- Problem details -
Copy the records below exactly, omitting any pictures they contain.

--- START Material for the task ---

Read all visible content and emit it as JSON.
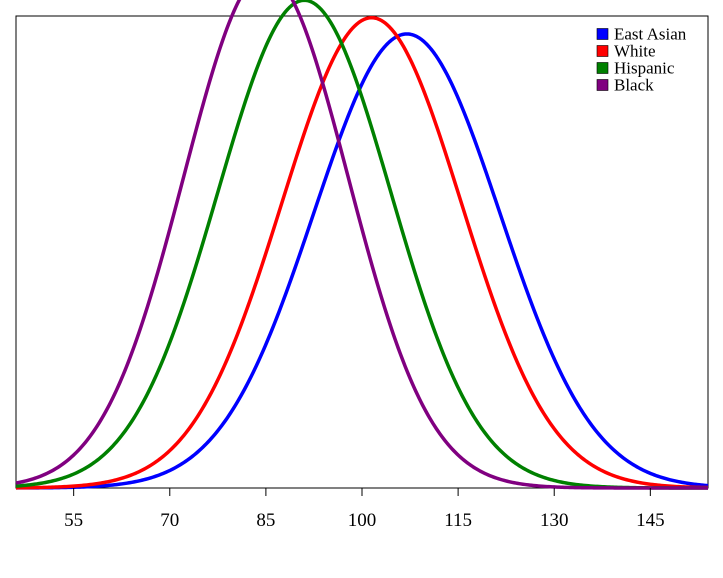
{
  "chart_data": {
    "type": "line",
    "title": "",
    "xlabel": "",
    "ylabel": "",
    "xlim": [
      46,
      154
    ],
    "ylim": [
      0,
      0.0286
    ],
    "xticks": [
      55,
      70,
      85,
      100,
      115,
      130,
      145
    ],
    "xtick_labels": [
      "55",
      "70",
      "85",
      "100",
      "115",
      "130",
      "145"
    ],
    "grid": false,
    "y_axis_visible": false,
    "legend_position": "top-right",
    "series": [
      {
        "name": "East Asian",
        "color": "#0000FF",
        "distribution": "normal",
        "mean": 107,
        "sd": 14.5
      },
      {
        "name": "White",
        "color": "#FF0000",
        "distribution": "normal",
        "mean": 101.5,
        "sd": 14
      },
      {
        "name": "Hispanic",
        "color": "#008000",
        "distribution": "normal",
        "mean": 91,
        "sd": 13.5
      },
      {
        "name": "Black",
        "color": "#800080",
        "distribution": "normal",
        "mean": 85,
        "sd": 12.8
      }
    ]
  }
}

--- END Material for the task ---

- The result -
Read all visible content and emit it as JSON.
{
  "chart_data": {
    "type": "line",
    "title": "",
    "xlabel": "",
    "ylabel": "",
    "xlim": [
      46,
      154
    ],
    "ylim": [
      0,
      0.0286
    ],
    "xticks": [
      55,
      70,
      85,
      100,
      115,
      130,
      145
    ],
    "xtick_labels": [
      "55",
      "70",
      "85",
      "100",
      "115",
      "130",
      "145"
    ],
    "grid": false,
    "y_axis_visible": false,
    "legend_position": "top-right",
    "series": [
      {
        "name": "East Asian",
        "color": "#0000FF",
        "distribution": "normal",
        "mean": 107,
        "sd": 14.5
      },
      {
        "name": "White",
        "color": "#FF0000",
        "distribution": "normal",
        "mean": 101.5,
        "sd": 14
      },
      {
        "name": "Hispanic",
        "color": "#008000",
        "distribution": "normal",
        "mean": 91,
        "sd": 13.5
      },
      {
        "name": "Black",
        "color": "#800080",
        "distribution": "normal",
        "mean": 85,
        "sd": 12.8
      }
    ]
  }
}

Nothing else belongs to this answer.